■ The problem
Say how many lines in the data below contain the word "this", and give no other text.
____________________
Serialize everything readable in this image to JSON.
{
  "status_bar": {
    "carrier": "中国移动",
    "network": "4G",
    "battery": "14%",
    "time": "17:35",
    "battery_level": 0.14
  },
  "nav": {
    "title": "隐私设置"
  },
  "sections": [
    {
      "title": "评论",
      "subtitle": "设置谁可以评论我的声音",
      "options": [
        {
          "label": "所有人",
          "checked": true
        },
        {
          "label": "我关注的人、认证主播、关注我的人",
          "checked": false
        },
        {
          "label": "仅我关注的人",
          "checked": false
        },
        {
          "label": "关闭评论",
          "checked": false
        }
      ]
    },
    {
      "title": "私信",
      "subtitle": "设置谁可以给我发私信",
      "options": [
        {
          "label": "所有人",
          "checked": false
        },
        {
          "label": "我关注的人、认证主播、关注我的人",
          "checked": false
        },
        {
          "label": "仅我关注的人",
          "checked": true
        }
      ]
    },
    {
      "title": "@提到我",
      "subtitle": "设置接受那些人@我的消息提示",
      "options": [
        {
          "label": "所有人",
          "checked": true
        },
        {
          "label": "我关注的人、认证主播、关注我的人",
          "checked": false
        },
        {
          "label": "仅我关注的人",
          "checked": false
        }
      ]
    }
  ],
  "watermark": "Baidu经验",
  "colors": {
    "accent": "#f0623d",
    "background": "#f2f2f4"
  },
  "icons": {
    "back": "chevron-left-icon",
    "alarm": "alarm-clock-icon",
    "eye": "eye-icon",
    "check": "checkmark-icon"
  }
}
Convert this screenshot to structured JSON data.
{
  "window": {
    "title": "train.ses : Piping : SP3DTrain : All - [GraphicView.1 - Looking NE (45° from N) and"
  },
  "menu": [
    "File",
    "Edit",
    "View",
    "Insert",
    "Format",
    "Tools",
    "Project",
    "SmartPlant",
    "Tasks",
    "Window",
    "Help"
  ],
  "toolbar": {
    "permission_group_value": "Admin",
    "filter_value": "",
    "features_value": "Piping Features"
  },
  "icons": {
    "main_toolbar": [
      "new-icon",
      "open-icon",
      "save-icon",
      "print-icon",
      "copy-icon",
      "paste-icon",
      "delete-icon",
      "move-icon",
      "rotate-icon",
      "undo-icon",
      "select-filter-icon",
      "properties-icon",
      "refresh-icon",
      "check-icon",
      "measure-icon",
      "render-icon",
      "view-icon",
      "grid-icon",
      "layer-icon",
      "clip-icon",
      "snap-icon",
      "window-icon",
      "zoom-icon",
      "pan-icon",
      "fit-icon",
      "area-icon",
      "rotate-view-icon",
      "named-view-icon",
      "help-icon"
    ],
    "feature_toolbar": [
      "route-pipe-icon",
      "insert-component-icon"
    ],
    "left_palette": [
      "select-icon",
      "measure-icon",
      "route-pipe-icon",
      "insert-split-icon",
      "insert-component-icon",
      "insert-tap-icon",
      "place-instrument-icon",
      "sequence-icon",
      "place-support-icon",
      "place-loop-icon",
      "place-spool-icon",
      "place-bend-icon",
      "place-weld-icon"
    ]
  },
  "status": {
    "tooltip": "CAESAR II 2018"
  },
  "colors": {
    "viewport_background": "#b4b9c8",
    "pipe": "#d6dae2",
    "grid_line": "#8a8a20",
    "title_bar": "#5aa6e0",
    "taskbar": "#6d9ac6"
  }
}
____________________
■ Completed task
2